Without including any pictures, write out the listing below exactly.

-- BEGIN EXTRACTED MATERIAL --

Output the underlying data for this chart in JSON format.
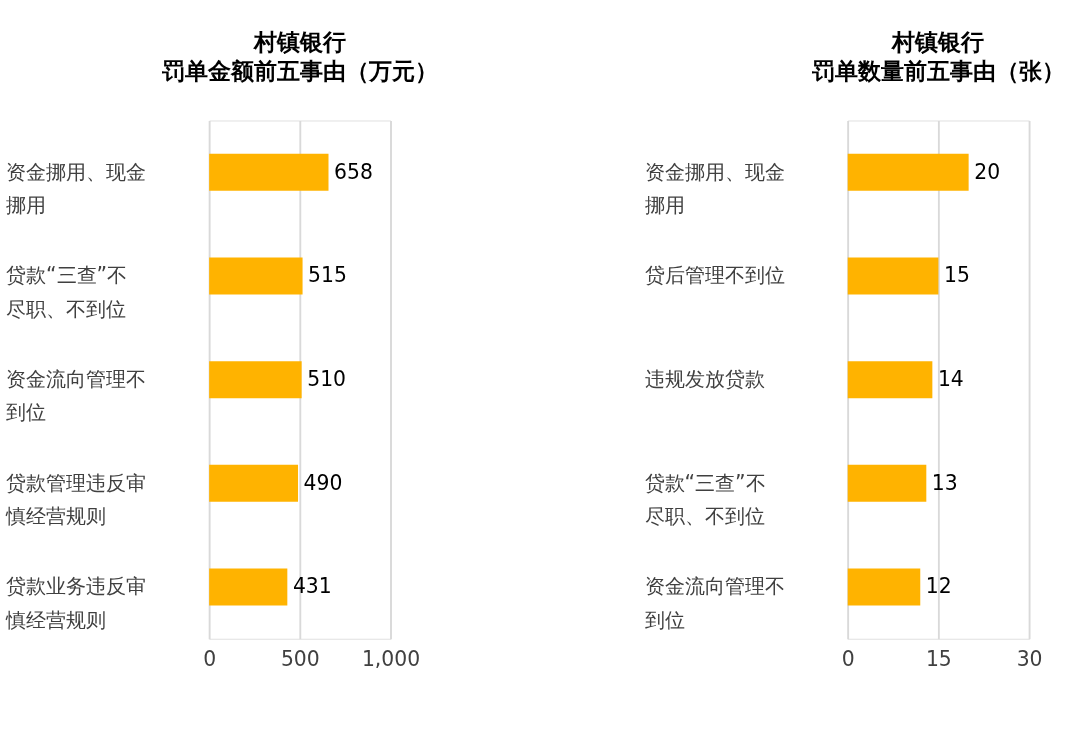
{
  "chart_data": [
    {
      "type": "bar",
      "orientation": "horizontal",
      "title": "村镇银行",
      "subtitle": "罚单金额前五事由（万元）",
      "categories": [
        "资金挪用、现金挪用",
        "贷款“三查”不尽职、不到位",
        "资金流向管理不到位",
        "贷款管理违反审慎经营规则",
        "贷款业务违反审慎经营规则"
      ],
      "values": [
        658,
        515,
        510,
        490,
        431
      ],
      "color": "#ffb300",
      "xlim": [
        0,
        1000
      ],
      "xticks": [
        0,
        500,
        {
          "value": 1000,
          "label": "1,000"
        }
      ],
      "grid": "x",
      "data_labels": true
    },
    {
      "type": "bar",
      "orientation": "horizontal",
      "title": "村镇银行",
      "subtitle": "罚单数量前五事由（张）",
      "categories": [
        "资金挪用、现金挪用",
        "贷后管理不到位",
        "违规发放贷款",
        "贷款“三查”不尽职、不到位",
        "资金流向管理不到位"
      ],
      "values": [
        20,
        15,
        14,
        13,
        12
      ],
      "color": "#ffb300",
      "xlim": [
        0,
        30
      ],
      "xticks": [
        0,
        15,
        30
      ],
      "grid": "x",
      "data_labels": true
    }
  ]
}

-- END EXTRACTED MATERIAL --

OUTPUT FOR THIS TASK:
Output the underlying data for this chart in JSON format.
{
  "chart_data": [
    {
      "type": "bar",
      "orientation": "horizontal",
      "title": "村镇银行",
      "subtitle": "罚单金额前五事由（万元）",
      "categories": [
        "资金挪用、现金挪用",
        "贷款“三查”不尽职、不到位",
        "资金流向管理不到位",
        "贷款管理违反审慎经营规则",
        "贷款业务违反审慎经营规则"
      ],
      "values": [
        658,
        515,
        510,
        490,
        431
      ],
      "color": "#ffb300",
      "xlim": [
        0,
        1000
      ],
      "xticks": [
        0,
        500,
        {
          "value": 1000,
          "label": "1,000"
        }
      ],
      "grid": "x",
      "data_labels": true
    },
    {
      "type": "bar",
      "orientation": "horizontal",
      "title": "村镇银行",
      "subtitle": "罚单数量前五事由（张）",
      "categories": [
        "资金挪用、现金挪用",
        "贷后管理不到位",
        "违规发放贷款",
        "贷款“三查”不尽职、不到位",
        "资金流向管理不到位"
      ],
      "values": [
        20,
        15,
        14,
        13,
        12
      ],
      "color": "#ffb300",
      "xlim": [
        0,
        30
      ],
      "xticks": [
        0,
        15,
        30
      ],
      "grid": "x",
      "data_labels": true
    }
  ]
}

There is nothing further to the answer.